= TASK BRIEF =
Please render the listing from its first line through the line containing "point (364, 313, 386, 334)" as a Markdown table with the columns No. and Entry, leaving out any blank lines.

= ITEMS =
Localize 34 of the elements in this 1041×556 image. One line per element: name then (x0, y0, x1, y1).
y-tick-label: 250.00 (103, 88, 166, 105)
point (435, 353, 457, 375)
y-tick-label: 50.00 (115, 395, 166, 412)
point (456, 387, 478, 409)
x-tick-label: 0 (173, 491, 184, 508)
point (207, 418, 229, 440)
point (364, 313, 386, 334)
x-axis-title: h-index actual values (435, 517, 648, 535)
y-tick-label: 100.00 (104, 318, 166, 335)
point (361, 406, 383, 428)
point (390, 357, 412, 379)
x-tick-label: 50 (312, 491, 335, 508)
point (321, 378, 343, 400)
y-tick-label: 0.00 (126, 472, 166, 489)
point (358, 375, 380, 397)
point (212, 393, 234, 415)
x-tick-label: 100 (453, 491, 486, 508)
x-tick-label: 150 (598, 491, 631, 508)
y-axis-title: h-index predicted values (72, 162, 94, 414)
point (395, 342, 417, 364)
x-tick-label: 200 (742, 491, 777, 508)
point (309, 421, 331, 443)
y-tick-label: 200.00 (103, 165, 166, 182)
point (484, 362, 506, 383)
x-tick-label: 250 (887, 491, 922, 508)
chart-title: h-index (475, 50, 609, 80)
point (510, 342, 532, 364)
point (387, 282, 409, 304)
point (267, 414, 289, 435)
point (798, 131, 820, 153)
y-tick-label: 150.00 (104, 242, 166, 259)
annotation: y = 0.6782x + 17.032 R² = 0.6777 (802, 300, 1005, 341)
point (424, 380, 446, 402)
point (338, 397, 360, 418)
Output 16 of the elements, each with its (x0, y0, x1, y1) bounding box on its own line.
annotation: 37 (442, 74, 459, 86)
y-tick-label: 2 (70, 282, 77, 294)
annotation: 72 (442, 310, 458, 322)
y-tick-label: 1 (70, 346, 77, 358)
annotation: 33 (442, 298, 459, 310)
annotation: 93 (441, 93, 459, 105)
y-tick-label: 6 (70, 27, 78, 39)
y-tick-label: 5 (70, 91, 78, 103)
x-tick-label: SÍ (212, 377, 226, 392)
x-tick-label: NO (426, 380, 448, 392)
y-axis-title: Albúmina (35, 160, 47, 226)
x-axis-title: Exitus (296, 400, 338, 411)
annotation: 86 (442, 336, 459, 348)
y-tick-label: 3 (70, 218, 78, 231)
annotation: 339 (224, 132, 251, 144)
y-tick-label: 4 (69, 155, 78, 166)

= WORKED SOLUTION =
| No. | Entry |
|---|---|
| 1 | Localize 34 of the elements in this 1041×556 image. One line per element: name then (x0, y0, x1, y1). |
| 2 | y-tick-label: 250.00 (103, 88, 166, 105) |
| 3 | point (435, 353, 457, 375) |
| 4 | y-tick-label: 50.00 (115, 395, 166, 412) |
| 5 | point (456, 387, 478, 409) |
| 6 | x-tick-label: 0 (173, 491, 184, 508) |
| 7 | point (207, 418, 229, 440) |
| 8 | point (364, 313, 386, 334) |